- Collected data entries
——————————

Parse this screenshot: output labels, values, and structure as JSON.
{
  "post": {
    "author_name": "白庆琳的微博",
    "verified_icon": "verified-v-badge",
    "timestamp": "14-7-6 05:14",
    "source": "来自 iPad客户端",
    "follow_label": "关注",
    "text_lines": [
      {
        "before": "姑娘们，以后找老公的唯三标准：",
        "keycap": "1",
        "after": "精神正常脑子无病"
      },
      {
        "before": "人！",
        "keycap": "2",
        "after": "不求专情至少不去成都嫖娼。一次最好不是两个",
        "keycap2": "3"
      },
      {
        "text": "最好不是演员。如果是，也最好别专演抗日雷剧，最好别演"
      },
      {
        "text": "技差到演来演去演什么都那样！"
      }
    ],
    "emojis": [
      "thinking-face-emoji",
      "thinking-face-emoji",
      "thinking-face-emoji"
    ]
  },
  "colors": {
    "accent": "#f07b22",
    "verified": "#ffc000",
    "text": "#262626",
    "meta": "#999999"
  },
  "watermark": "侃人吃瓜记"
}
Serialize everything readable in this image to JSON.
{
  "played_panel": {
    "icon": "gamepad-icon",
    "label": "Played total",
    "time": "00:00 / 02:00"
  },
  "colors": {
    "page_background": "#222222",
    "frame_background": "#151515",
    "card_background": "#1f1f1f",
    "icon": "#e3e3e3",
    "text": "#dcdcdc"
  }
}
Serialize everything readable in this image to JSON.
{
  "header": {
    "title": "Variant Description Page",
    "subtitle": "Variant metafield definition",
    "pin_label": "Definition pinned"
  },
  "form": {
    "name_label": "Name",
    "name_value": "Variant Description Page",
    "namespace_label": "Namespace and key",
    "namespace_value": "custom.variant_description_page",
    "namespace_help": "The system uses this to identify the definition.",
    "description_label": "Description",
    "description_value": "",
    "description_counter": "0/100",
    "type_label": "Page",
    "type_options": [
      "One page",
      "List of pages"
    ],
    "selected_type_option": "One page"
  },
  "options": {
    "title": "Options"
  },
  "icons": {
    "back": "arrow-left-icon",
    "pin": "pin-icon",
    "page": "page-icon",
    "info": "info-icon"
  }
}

——————————

- TASK DIRECTIONS
Output the entries verbatim.

- EXERCISE RESULT
Parse this screenshot: output labels, values, and structure as JSON.
{
  "post": {
    "author_name": "白庆琳的微博",
    "verified_icon": "verified-v-badge",
    "timestamp": "14-7-6 05:14",
    "source": "来自 iPad客户端",
    "follow_label": "关注",
    "text_lines": [
      {
        "before": "姑娘们，以后找老公的唯三标准：",
        "keycap": "1",
        "after": "精神正常脑子无病"
      },
      {
        "before": "人！",
        "keycap": "2",
        "after": "不求专情至少不去成都嫖娼。一次最好不是两个",
        "keycap2": "3"
      },
      {
        "text": "最好不是演员。如果是，也最好别专演抗日雷剧，最好别演"
      },
      {
        "text": "技差到演来演去演什么都那样！"
      }
    ],
    "emojis": [
      "thinking-face-emoji",
      "thinking-face-emoji",
      "thinking-face-emoji"
    ]
  },
  "colors": {
    "accent": "#f07b22",
    "verified": "#ffc000",
    "text": "#262626",
    "meta": "#999999"
  },
  "watermark": "侃人吃瓜记"
}
Serialize everything readable in this image to JSON.
{
  "played_panel": {
    "icon": "gamepad-icon",
    "label": "Played total",
    "time": "00:00 / 02:00"
  },
  "colors": {
    "page_background": "#222222",
    "frame_background": "#151515",
    "card_background": "#1f1f1f",
    "icon": "#e3e3e3",
    "text": "#dcdcdc"
  }
}
Serialize everything readable in this image to JSON.
{
  "header": {
    "title": "Variant Description Page",
    "subtitle": "Variant metafield definition",
    "pin_label": "Definition pinned"
  },
  "form": {
    "name_label": "Name",
    "name_value": "Variant Description Page",
    "namespace_label": "Namespace and key",
    "namespace_value": "custom.variant_description_page",
    "namespace_help": "The system uses this to identify the definition.",
    "description_label": "Description",
    "description_value": "",
    "description_counter": "0/100",
    "type_label": "Page",
    "type_options": [
      "One page",
      "List of pages"
    ],
    "selected_type_option": "One page"
  },
  "options": {
    "title": "Options"
  },
  "icons": {
    "back": "arrow-left-icon",
    "pin": "pin-icon",
    "page": "page-icon",
    "info": "info-icon"
  }
}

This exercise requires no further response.